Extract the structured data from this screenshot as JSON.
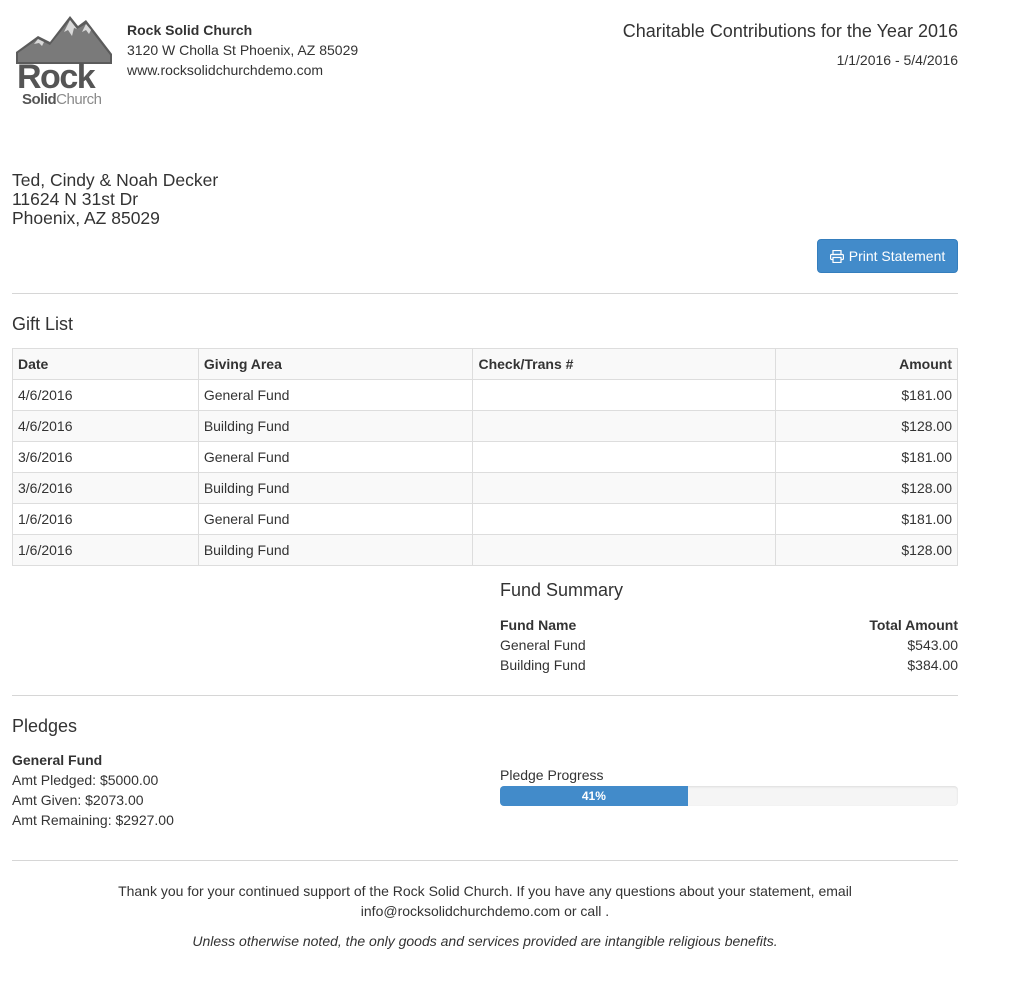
{
  "organization": {
    "logo_word": "Rock",
    "logo_solid": "Solid",
    "logo_church": "Church",
    "name": "Rock Solid Church",
    "address": "3120 W Cholla St Phoenix, AZ 85029",
    "website": "www.rocksolidchurchdemo.com"
  },
  "statement": {
    "title": "Charitable Contributions for the Year 2016",
    "date_range": "1/1/2016 - 5/4/2016"
  },
  "recipient": {
    "name": "Ted, Cindy & Noah Decker",
    "street": "11624 N 31st Dr",
    "city": "Phoenix, AZ 85029"
  },
  "actions": {
    "print_label": "Print Statement",
    "print_icon": "print-icon"
  },
  "gift_list": {
    "title": "Gift List",
    "columns": [
      "Date",
      "Giving Area",
      "Check/Trans #",
      "Amount"
    ],
    "rows": [
      {
        "date": "4/6/2016",
        "area": "General Fund",
        "check": "",
        "amount": "$181.00"
      },
      {
        "date": "4/6/2016",
        "area": "Building Fund",
        "check": "",
        "amount": "$128.00"
      },
      {
        "date": "3/6/2016",
        "area": "General Fund",
        "check": "",
        "amount": "$181.00"
      },
      {
        "date": "3/6/2016",
        "area": "Building Fund",
        "check": "",
        "amount": "$128.00"
      },
      {
        "date": "1/6/2016",
        "area": "General Fund",
        "check": "",
        "amount": "$181.00"
      },
      {
        "date": "1/6/2016",
        "area": "Building Fund",
        "check": "",
        "amount": "$128.00"
      }
    ]
  },
  "fund_summary": {
    "title": "Fund Summary",
    "col_name": "Fund Name",
    "col_total": "Total Amount",
    "rows": [
      {
        "name": "General Fund",
        "total": "$543.00"
      },
      {
        "name": "Building Fund",
        "total": "$384.00"
      }
    ]
  },
  "pledges": {
    "title": "Pledges",
    "fund": "General Fund",
    "pledged": "Amt Pledged: $5000.00",
    "given": "Amt Given: $2073.00",
    "remaining": "Amt Remaining: $2927.00",
    "progress_label": "Pledge Progress",
    "progress_percent": 41,
    "progress_text": "41%"
  },
  "footer": {
    "thanks_line1": "Thank you for your continued support of the Rock Solid Church. If you have any questions about your statement, email",
    "thanks_line2": "info@rocksolidchurchdemo.com or call .",
    "disclaimer": "Unless otherwise noted, the only goods and services provided are intangible religious benefits."
  },
  "colors": {
    "primary": "#428bca",
    "text": "#333333",
    "logo_gray": "#555555"
  }
}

▸ **Problem to solve**: Select the lines that carry the string "Phoenix" and copy them.

▸ **Task result**:
    "address": "3120 W Cholla St Phoenix, AZ 85029",
    "city": "Phoenix, AZ 85029"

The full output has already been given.